Task statement :: Copy the lines below as they are; omit the images they contain.
***
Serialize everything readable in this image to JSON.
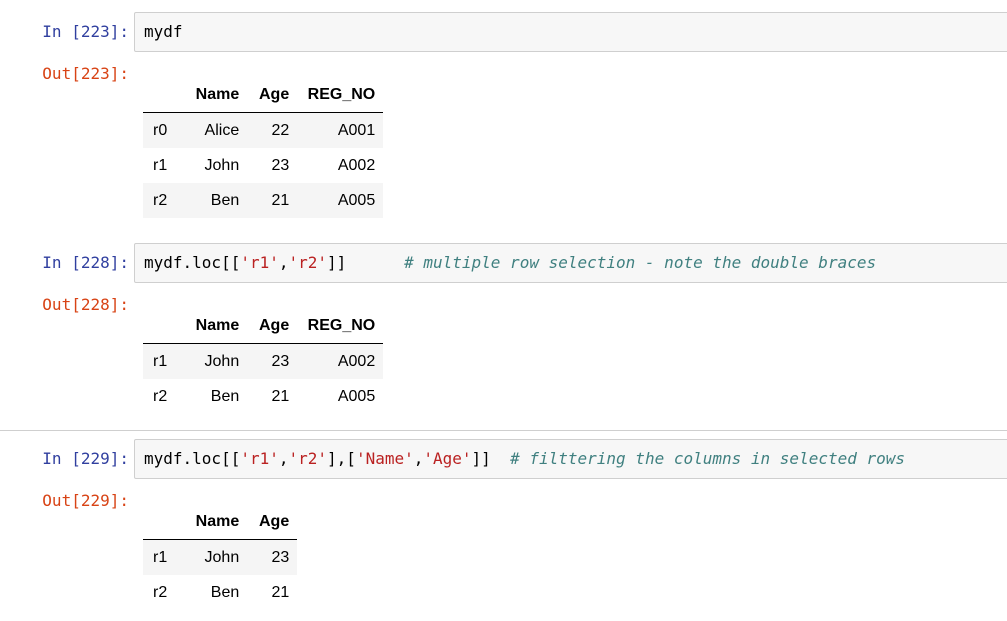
{
  "cells": [
    {
      "in_prompt": "In [223]:",
      "code_plain": "mydf",
      "out_prompt": "Out[223]:",
      "table": {
        "columns": [
          "Name",
          "Age",
          "REG_NO"
        ],
        "rows": [
          {
            "index": "r0",
            "cells": [
              "Alice",
              "22",
              "A001"
            ]
          },
          {
            "index": "r1",
            "cells": [
              "John",
              "23",
              "A002"
            ]
          },
          {
            "index": "r2",
            "cells": [
              "Ben",
              "21",
              "A005"
            ]
          }
        ]
      }
    },
    {
      "in_prompt": "In [228]:",
      "code_prefix": "mydf.loc[[",
      "code_str1": "'r1'",
      "code_sep1": ",",
      "code_str2": "'r2'",
      "code_suffix": "]]",
      "code_comment": "# multiple row selection - note the double braces",
      "out_prompt": "Out[228]:",
      "table": {
        "columns": [
          "Name",
          "Age",
          "REG_NO"
        ],
        "rows": [
          {
            "index": "r1",
            "cells": [
              "John",
              "23",
              "A002"
            ]
          },
          {
            "index": "r2",
            "cells": [
              "Ben",
              "21",
              "A005"
            ]
          }
        ]
      }
    },
    {
      "in_prompt": "In [229]:",
      "code_prefix": "mydf.loc[[",
      "code_str1": "'r1'",
      "code_sep1": ",",
      "code_str2": "'r2'",
      "code_mid": "],[",
      "code_str3": "'Name'",
      "code_sep2": ",",
      "code_str4": "'Age'",
      "code_suffix": "]]",
      "code_comment": "# filttering the columns in selected rows",
      "out_prompt": "Out[229]:",
      "table": {
        "columns": [
          "Name",
          "Age"
        ],
        "rows": [
          {
            "index": "r1",
            "cells": [
              "John",
              "23"
            ]
          },
          {
            "index": "r2",
            "cells": [
              "Ben",
              "21"
            ]
          }
        ]
      }
    }
  ]
}
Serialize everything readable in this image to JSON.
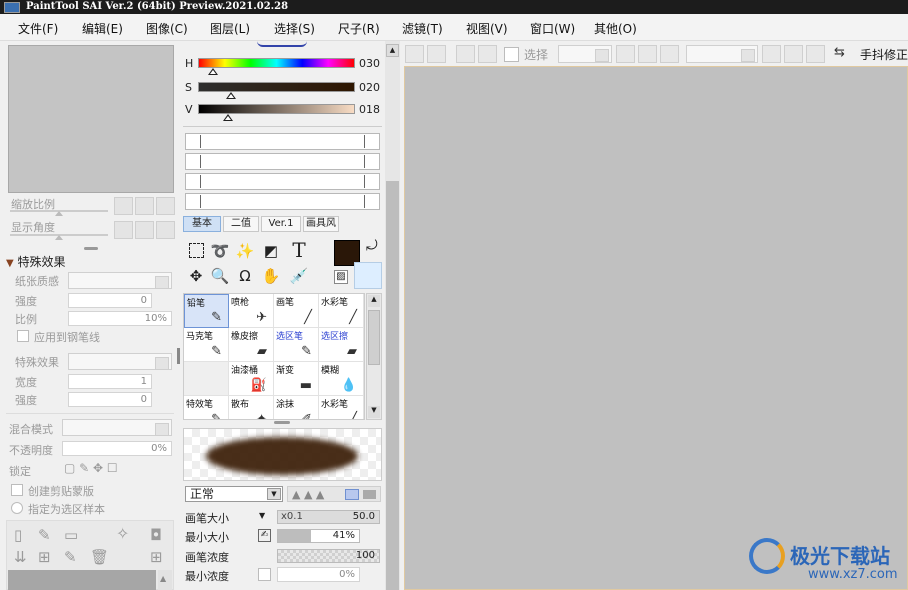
***
Final answer ::
Serialize everything readable in this image to JSON.
{
  "cells": [
    {
      "in_prompt": "In [223]:",
      "code_plain": "mydf",
      "out_prompt": "Out[223]:",
      "table": {
        "columns": [
          "Name",
          "Age",
          "REG_NO"
        ],
        "rows": [
          {
            "index": "r0",
            "cells": [
              "Alice",
              "22",
              "A001"
            ]
          },
          {
            "index": "r1",
            "cells": [
              "John",
              "23",
              "A002"
            ]
          },
          {
            "index": "r2",
            "cells": [
              "Ben",
              "21",
              "A005"
            ]
          }
        ]
      }
    },
    {
      "in_prompt": "In [228]:",
      "code_prefix": "mydf.loc[[",
      "code_str1": "'r1'",
      "code_sep1": ",",
      "code_str2": "'r2'",
      "code_suffix": "]]",
      "code_comment": "# multiple row selection - note the double braces",
      "out_prompt": "Out[228]:",
      "table": {
        "columns": [
          "Name",
          "Age",
          "REG_NO"
        ],
        "rows": [
          {
            "index": "r1",
            "cells": [
              "John",
              "23",
              "A002"
            ]
          },
          {
            "index": "r2",
            "cells": [
              "Ben",
              "21",
              "A005"
            ]
          }
        ]
      }
    },
    {
      "in_prompt": "In [229]:",
      "code_prefix": "mydf.loc[[",
      "code_str1": "'r1'",
      "code_sep1": ",",
      "code_str2": "'r2'",
      "code_mid": "],[",
      "code_str3": "'Name'",
      "code_sep2": ",",
      "code_str4": "'Age'",
      "code_suffix": "]]",
      "code_comment": "# filttering the columns in selected rows",
      "out_prompt": "Out[229]:",
      "table": {
        "columns": [
          "Name",
          "Age"
        ],
        "rows": [
          {
            "index": "r1",
            "cells": [
              "John",
              "23"
            ]
          },
          {
            "index": "r2",
            "cells": [
              "Ben",
              "21"
            ]
          }
        ]
      }
    }
  ]
}
Serialize everything readable in this image to JSON.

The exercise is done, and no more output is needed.